Look through the records that follow. Copy every line containing the word "dirigée".

::::

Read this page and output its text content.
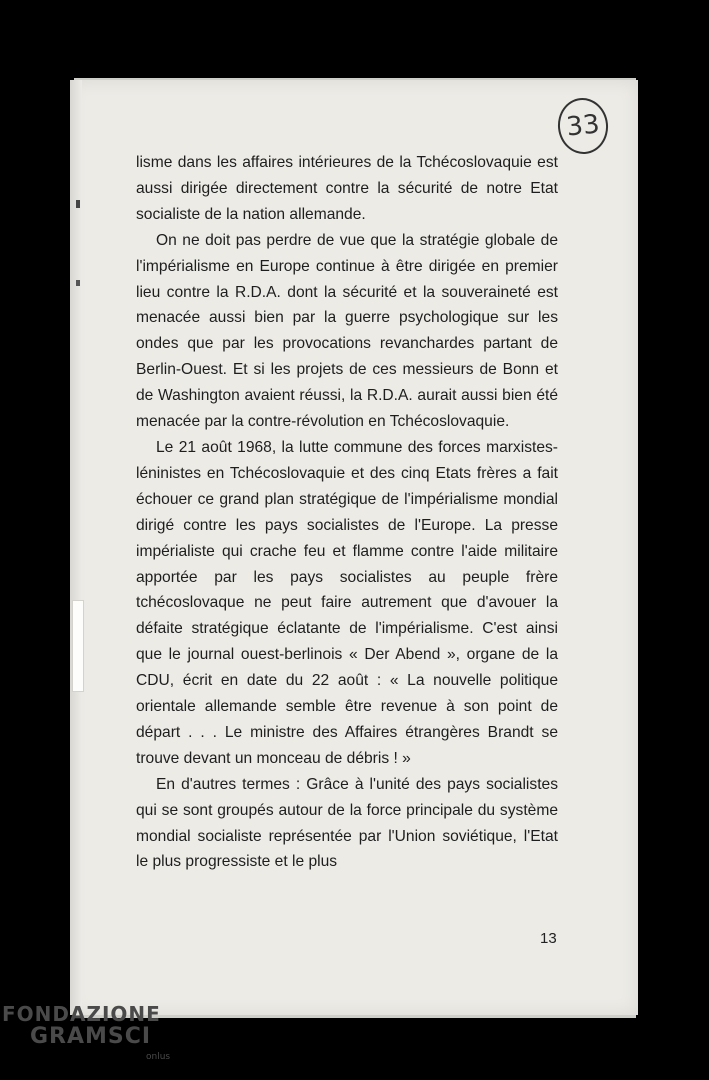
33

lisme dans les affaires intérieures de la Tchécoslovaquie est aussi dirigée directement contre la sécurité de notre Etat socialiste de la nation allemande.

On ne doit pas perdre de vue que la stratégie globale de l'impérialisme en Europe continue à être dirigée en premier lieu contre la R.D.A. dont la sécurité et la souveraineté est menacée aussi bien par la guerre psychologique sur les ondes que par les provocations revanchardes partant de Berlin-Ouest. Et si les projets de ces messieurs de Bonn et de Washington avaient réussi, la R.D.A. aurait aussi bien été menacée par la contre-révolution en Tchécoslovaquie.

Le 21 août 1968, la lutte commune des forces marxistes-léninistes en Tchécoslovaquie et des cinq Etats frères a fait échouer ce grand plan stratégique de l'impérialisme mondial dirigé contre les pays socialistes de l'Europe. La presse impérialiste qui crache feu et flamme contre l'aide militaire apportée par les pays socialistes au peuple frère tchécoslovaque ne peut faire autrement que d'avouer la défaite stratégique éclatante de l'impérialisme. C'est ainsi que le journal ouest-berlinois « Der Abend », organe de la CDU, écrit en date du 22 août : « La nouvelle politique orientale allemande semble être revenue à son point de départ . . . Le ministre des Affaires étrangères Brandt se trouve devant un monceau de débris ! »

En d'autres termes : Grâce à l'unité des pays socialistes qui se sont groupés autour de la force principale du système mondial socialiste représentée par l'Union soviétique, l'Etat le plus progressiste et le plus

13
FONDAZIONE
GRAMSCI
onlus
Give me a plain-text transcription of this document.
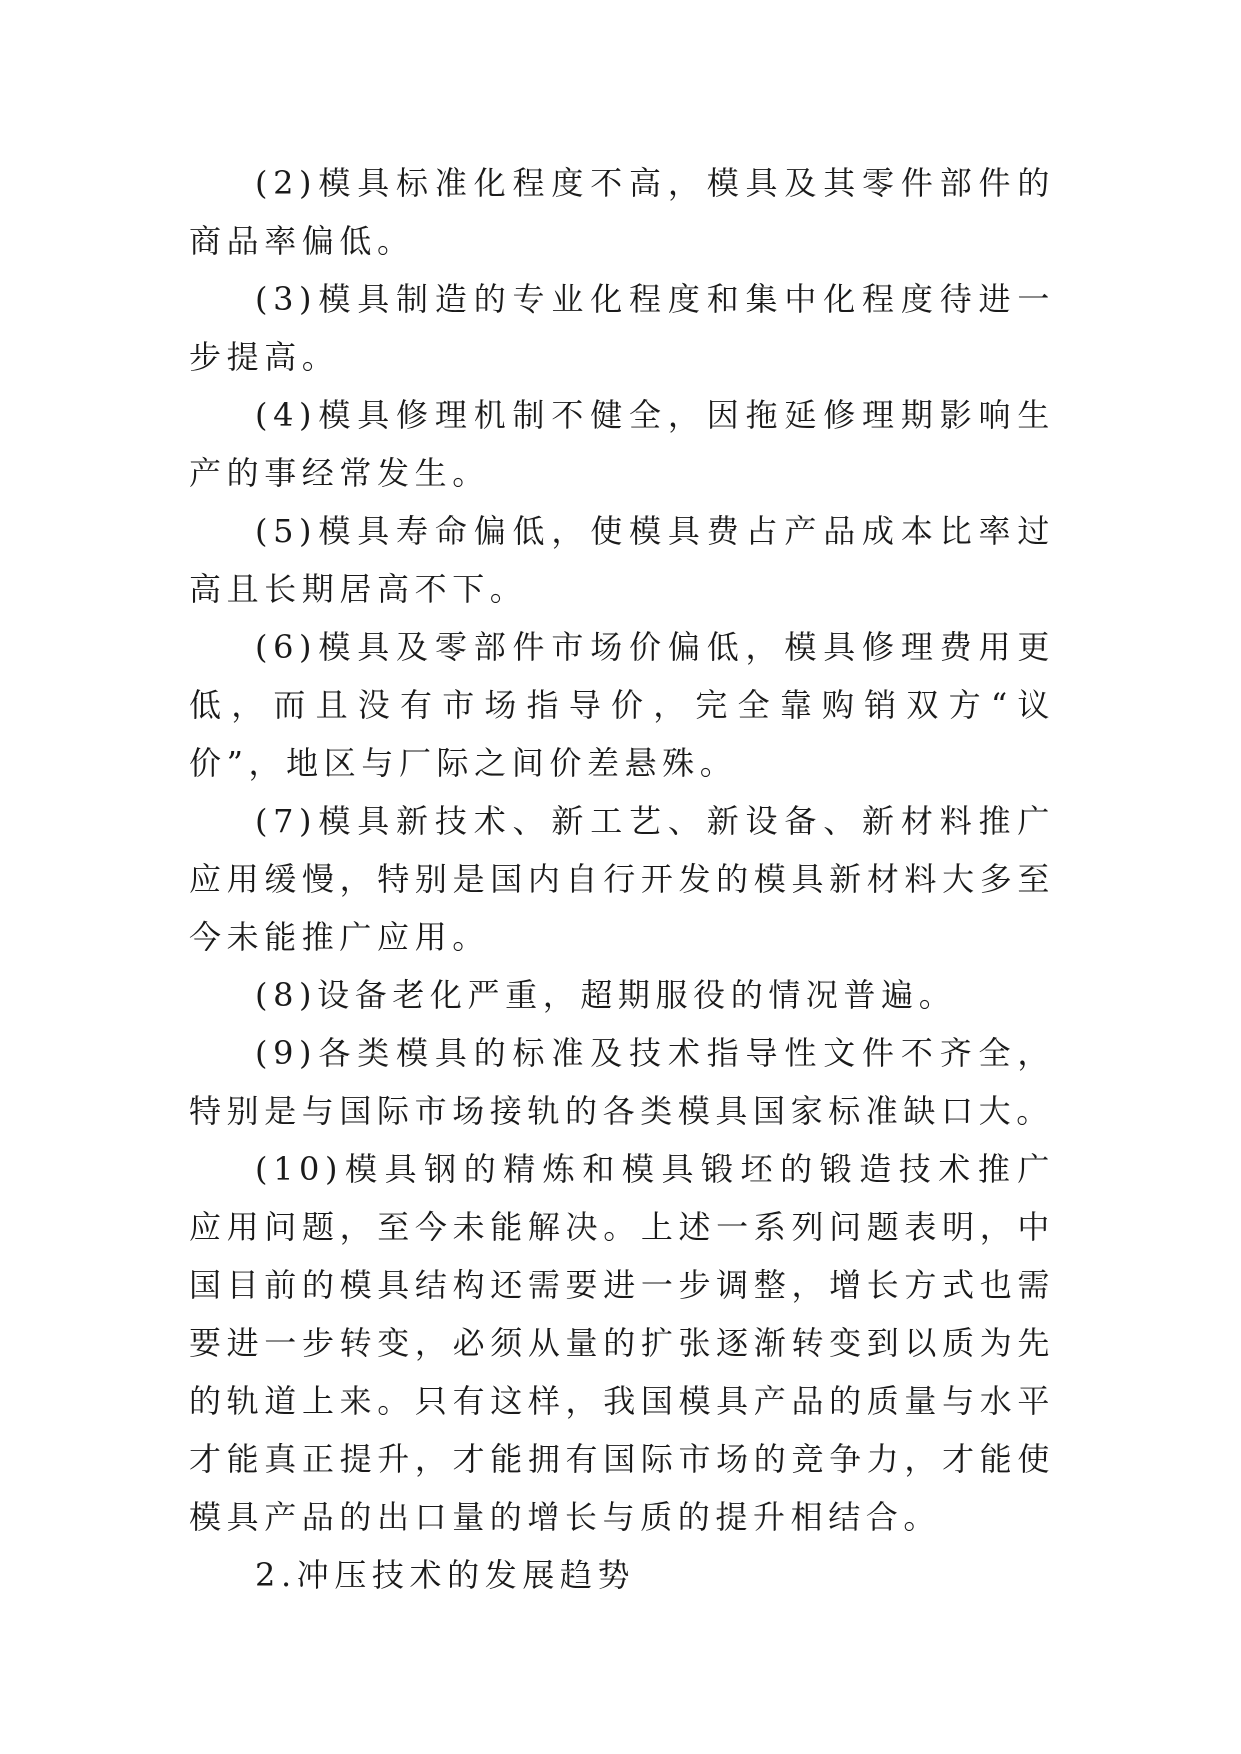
(2)模具标准化程度不高，模具及其零件部件的商品率偏低。

(3)模具制造的专业化程度和集中化程度待进一步提高。

(4)模具修理机制不健全，因拖延修理期影响生产的事经常发生。

(5)模具寿命偏低，使模具费占产品成本比率过高且长期居高不下。

(6)模具及零部件市场价偏低，模具修理费用更低，而且没有市场指导价，完全靠购销双方“议价”，地区与厂际之间价差悬殊。

(7)模具新技术、新工艺、新设备、新材料推广应用缓慢，特别是国内自行开发的模具新材料大多至今未能推广应用。

(8)设备老化严重，超期服役的情况普遍。

(9)各类模具的标准及技术指导性文件不齐全，特别是与国际市场接轨的各类模具国家标准缺口大。

(10)模具钢的精炼和模具锻坯的锻造技术推广应用问题，至今未能解决。上述一系列问题表明，中国目前的模具结构还需要进一步调整，增长方式也需要进一步转变，必须从量的扩张逐渐转变到以质为先的轨道上来。只有这样，我国模具产品的质量与水平才能真正提升，才能拥有国际市场的竞争力，才能使模具产品的出口量的增长与质的提升相结合。

2.冲压技术的发展趋势
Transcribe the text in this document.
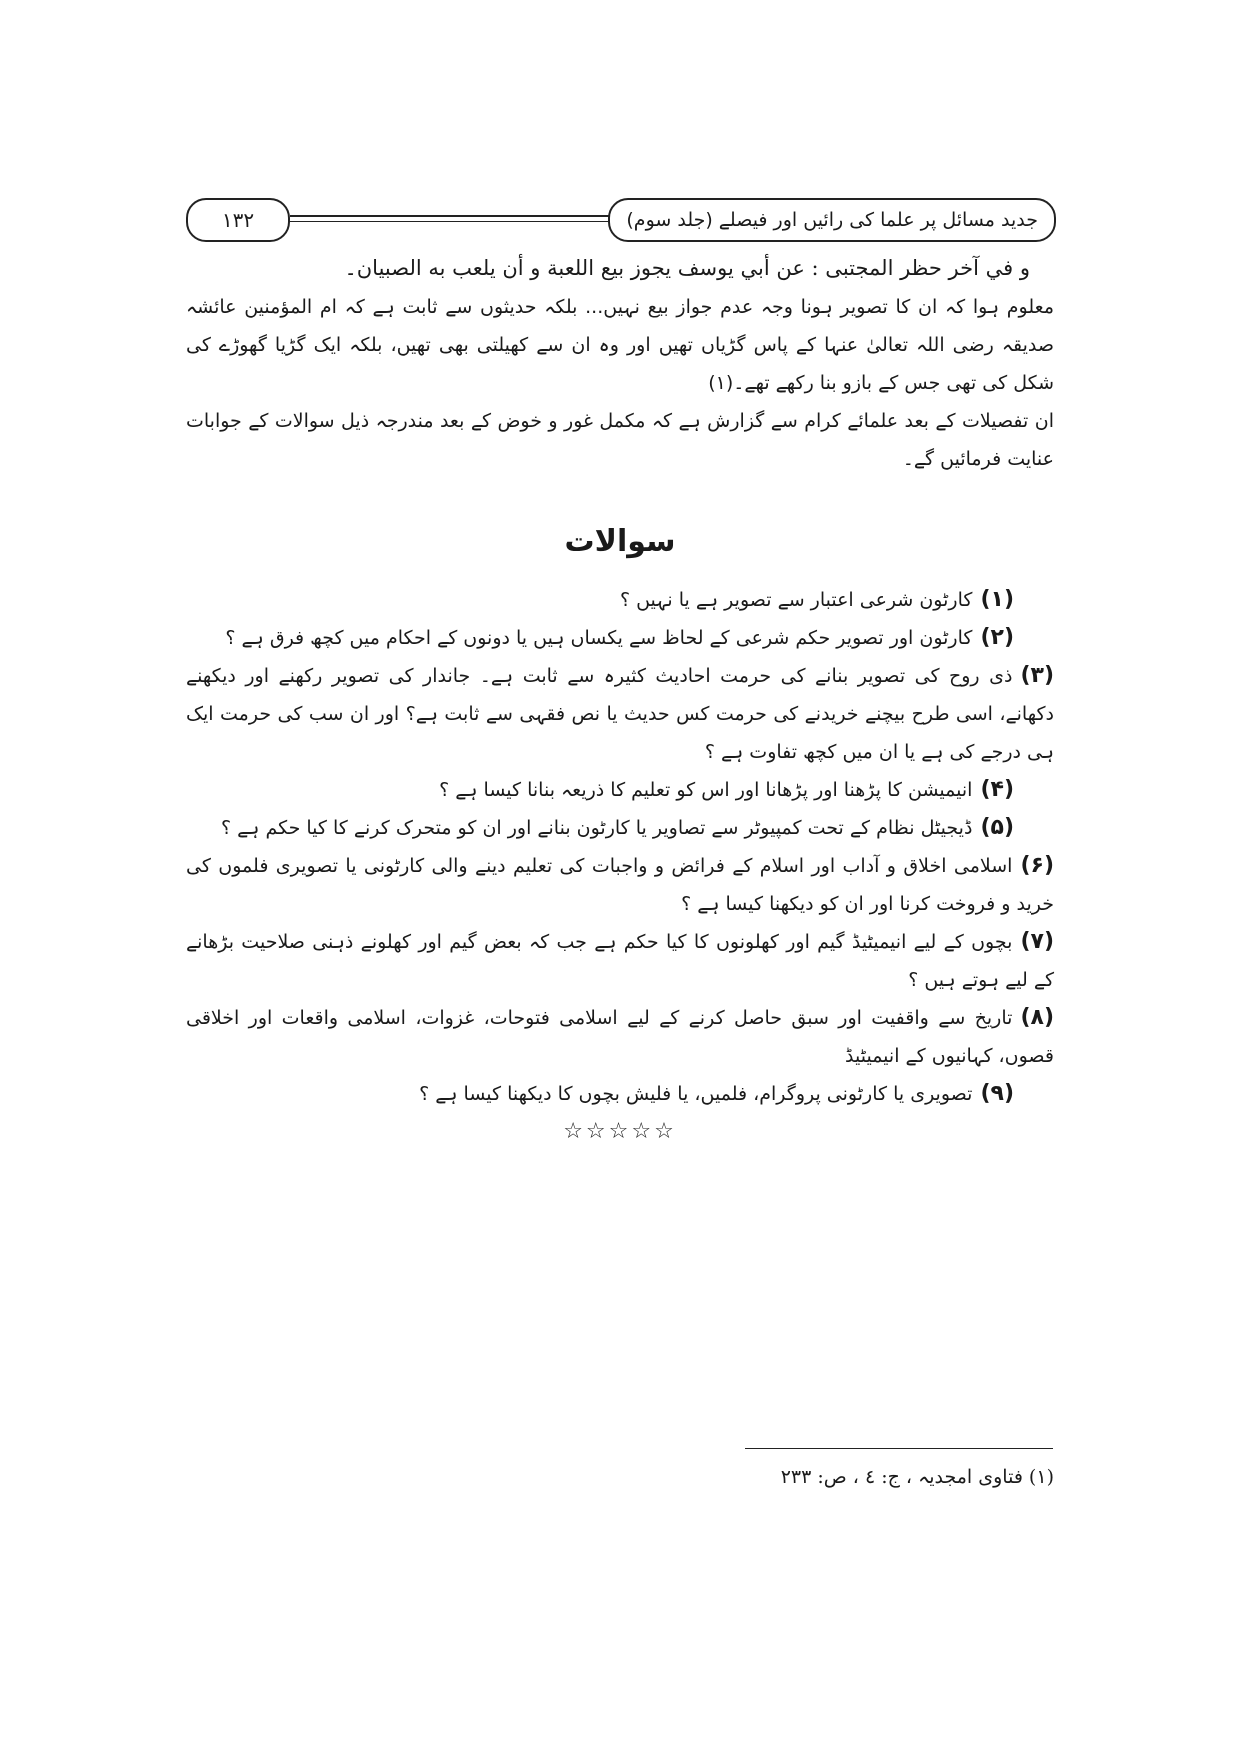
۱۳۲	جدید مسائل پر علما کی رائیں اور فیصلے (جلد سوم)

و في آخر حظر المجتبى : عن أبي يوسف يجوز بيع اللعبة و أن يلعب به الصبيان۔

معلوم ہوا کہ ان کا تصویر ہونا وجہ عدم جواز بیع نہیں... بلکہ حدیثوں سے ثابت ہے کہ ام المؤمنین عائشہ صدیقہ رضی اللہ تعالیٰ عنہا کے پاس گڑیاں تھیں اور وہ ان سے کھیلتی بھی تھیں، بلکہ ایک گڑیا گھوڑے کی شکل کی تھی جس کے بازو بنا رکھے تھے۔(۱)

ان تفصیلات کے بعد علمائے کرام سے گزارش ہے کہ مکمل غور و خوض کے بعد مندرجہ ذیل سوالات کے جوابات عنایت فرمائیں گے۔

سوالات
(۱)کارٹون شرعی اعتبار سے تصویر ہے یا نہیں ؟
(۲)کارٹون اور تصویر حکم شرعی کے لحاظ سے یکساں ہیں یا دونوں کے احکام میں کچھ فرق ہے ؟
(۳)ذی روح کی تصویر بنانے کی حرمت احادیث کثیرہ سے ثابت ہے۔ جاندار کی تصویر رکھنے اور دیکھنے دکھانے، اسی طرح بیچنے خریدنے کی حرمت کس حدیث یا نص فقہی سے ثابت ہے؟ اور ان سب کی حرمت ایک ہی درجے کی ہے یا ان میں کچھ تفاوت ہے ؟
(۴)انیمیشن کا پڑھنا اور پڑھانا اور اس کو تعلیم کا ذریعہ بنانا کیسا ہے ؟
(۵)ڈیجیٹل نظام کے تحت کمپیوٹر سے تصاویر یا کارٹون بنانے اور ان کو متحرک کرنے کا کیا حکم ہے ؟
(۶)اسلامی اخلاق و آداب اور اسلام کے فرائض و واجبات کی تعلیم دینے والی کارٹونی یا تصویری فلموں کی خرید و فروخت کرنا اور ان کو دیکھنا کیسا ہے ؟
(۷)بچوں کے لیے انیمیٹیڈ گیم اور کھلونوں کا کیا حکم ہے جب کہ بعض گیم اور کھلونے ذہنی صلاحیت بڑھانے کے لیے ہوتے ہیں ؟
(۸)تاریخ سے واقفیت اور سبق حاصل کرنے کے لیے اسلامی فتوحات، غزوات، اسلامی واقعات اور اخلاقی قصوں، کہانیوں کے انیمیٹیڈ
(۹)تصویری یا کارٹونی پروگرام، فلمیں، یا فلیش بچوں کا دیکھنا کیسا ہے ؟
☆☆☆☆☆
(۱) فتاوی امجدیہ ، ج: ٤ ، ص: ٢٣٣
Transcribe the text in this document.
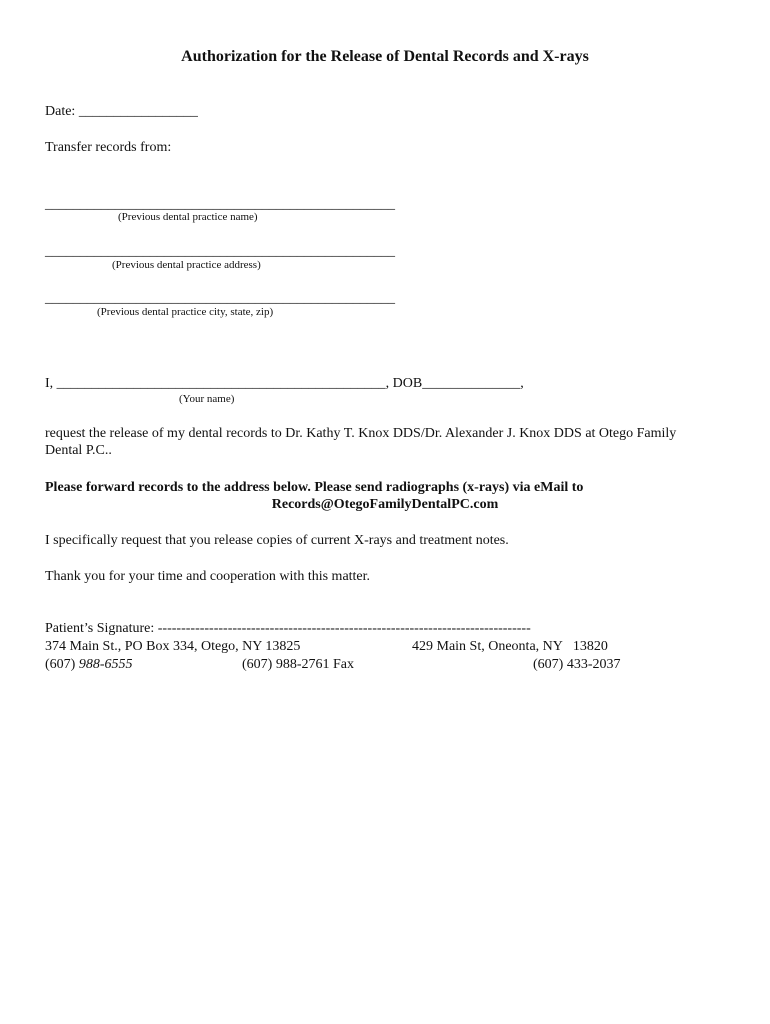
Authorization for the Release of Dental Records and X-rays
Date: _________________
Transfer records from:
__________________________________________________
(Previous dental practice name)
__________________________________________________
(Previous dental practice address)
__________________________________________________
(Previous dental practice city, state, zip)
I, _______________________________________________, DOB______________,
(Your name)
request the release of my dental records to Dr. Kathy T. Knox DDS/Dr. Alexander J. Knox DDS at Otego Family
Dental P.C..
Please forward records to the address below. Please send radiographs (x-rays) via eMail to
Records@OtegoFamilyDentalPC.com
I specifically request that you release copies of current X-rays and treatment notes.
Thank you for your time and cooperation with this matter.
Patient’s Signature: --------------------------------------------------------------------------------
374 Main St., PO Box 334, Otego, NY 13825	429 Main St, Oneonta, NY   13820
(607) 988-6555	(607) 988-2761 Fax	(607) 433-2037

::::

#### WRITTEN RESPONSE:
lisme dans les affaires intérieures de la Tchécoslovaquie est aussi dirigée directement contre la sécurité de notre Etat socialiste de la nation allemande.
On ne doit pas perdre de vue que la stratégie globale de l'impérialisme en Europe continue à être dirigée en premier lieu contre la R.D.A. dont la sécurité et la souveraineté est menacée aussi bien par la guerre psychologique sur les ondes que par les provocations revanchardes partant de Berlin-Ouest. Et si les projets de ces messieurs de Bonn et de Washington avaient réussi, la R.D.A. aurait aussi bien été menacée par la contre-révolution en Tchécoslovaquie.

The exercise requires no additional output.